Instruction » Copy all the entries below exactly, but not the pictures.

Available records »
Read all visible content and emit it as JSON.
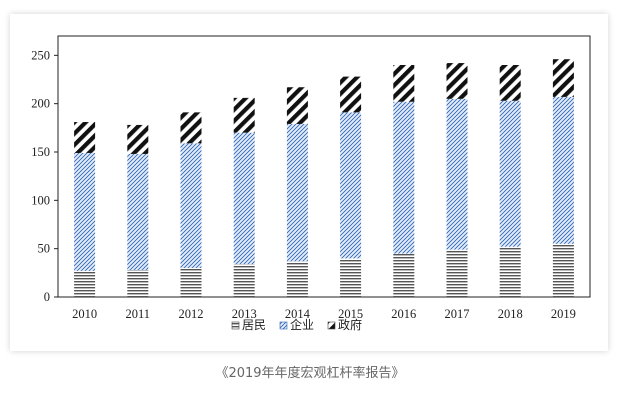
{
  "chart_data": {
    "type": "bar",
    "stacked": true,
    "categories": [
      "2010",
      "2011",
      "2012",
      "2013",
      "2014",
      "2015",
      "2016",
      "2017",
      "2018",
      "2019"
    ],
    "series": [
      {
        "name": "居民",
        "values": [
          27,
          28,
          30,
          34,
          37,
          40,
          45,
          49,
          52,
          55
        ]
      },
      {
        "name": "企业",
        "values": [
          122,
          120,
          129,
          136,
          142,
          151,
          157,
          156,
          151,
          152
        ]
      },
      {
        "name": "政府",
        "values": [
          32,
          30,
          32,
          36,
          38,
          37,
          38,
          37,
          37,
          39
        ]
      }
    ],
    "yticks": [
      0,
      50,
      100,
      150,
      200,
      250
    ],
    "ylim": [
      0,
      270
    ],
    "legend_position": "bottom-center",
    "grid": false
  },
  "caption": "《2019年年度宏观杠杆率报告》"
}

Exercise output »
Read all visible content and emit it as JSON.
{
  "chart_data": {
    "type": "bar",
    "stacked": true,
    "categories": [
      "2010",
      "2011",
      "2012",
      "2013",
      "2014",
      "2015",
      "2016",
      "2017",
      "2018",
      "2019"
    ],
    "series": [
      {
        "name": "居民",
        "values": [
          27,
          28,
          30,
          34,
          37,
          40,
          45,
          49,
          52,
          55
        ]
      },
      {
        "name": "企业",
        "values": [
          122,
          120,
          129,
          136,
          142,
          151,
          157,
          156,
          151,
          152
        ]
      },
      {
        "name": "政府",
        "values": [
          32,
          30,
          32,
          36,
          38,
          37,
          38,
          37,
          37,
          39
        ]
      }
    ],
    "yticks": [
      0,
      50,
      100,
      150,
      200,
      250
    ],
    "ylim": [
      0,
      270
    ],
    "legend_position": "bottom-center",
    "grid": false
  },
  "caption": "《2019年年度宏观杠杆率报告》"
}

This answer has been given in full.